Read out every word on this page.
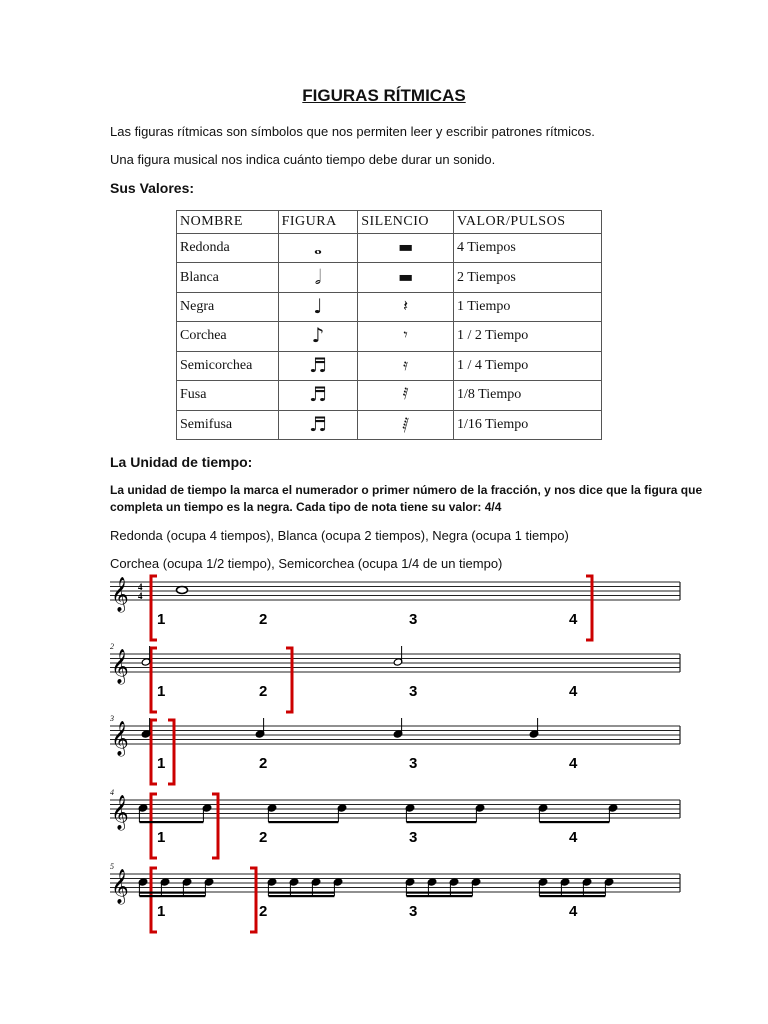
FIGURAS RÍTMICAS
Las figuras rítmicas son símbolos que nos permiten leer y escribir patrones rítmicos.
Una figura musical nos indica cuánto tiempo debe durar un sonido.
Sus Valores:
NOMBRE	FIGURA	SILENCIO	VALOR/PULSOS
Redonda	𝅝	▬	4 Tiempos
Blanca	𝅗𝅥	▬	2 Tiempos
Negra	♩	𝄽	1 Tiempo
Corchea	♪	𝄾	1 / 2 Tiempo
Semicorchea	♬	𝄿	1 / 4 Tiempo
Fusa	♬	𝅀	1/8 Tiempo
Semifusa	♬	𝅁	1/16 Tiempo
La Unidad de tiempo:
La unidad de tiempo la marca el numerador o primer número de la fracción, y nos dice que la figura que completa un tiempo es la negra. Cada tipo de nota tiene su valor: 4/4
Redonda (ocupa 4 tiempos), Blanca (ocupa 2 tiempos), Negra (ocupa 1 tiempo)
Corchea (ocupa 1/2 tiempo), Semicorchea (ocupa 1/4 de un tiempo)
𝄞 4
4
1	2	3	4
2
𝄞
1	2	3	4
3
𝄞
1	2	3	4
4
𝄞
1	2	3	4
5
𝄞
1	2	3	4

YOUR OBJECTIVE :: Gather from the data above every line with the string "Semicorchea".

EXERCISE RESPONSE ::
Semicorchea	♬	𝄿	1 / 4 Tiempo
Corchea (ocupa 1/2 tiempo), Semicorchea (ocupa 1/4 de un tiempo)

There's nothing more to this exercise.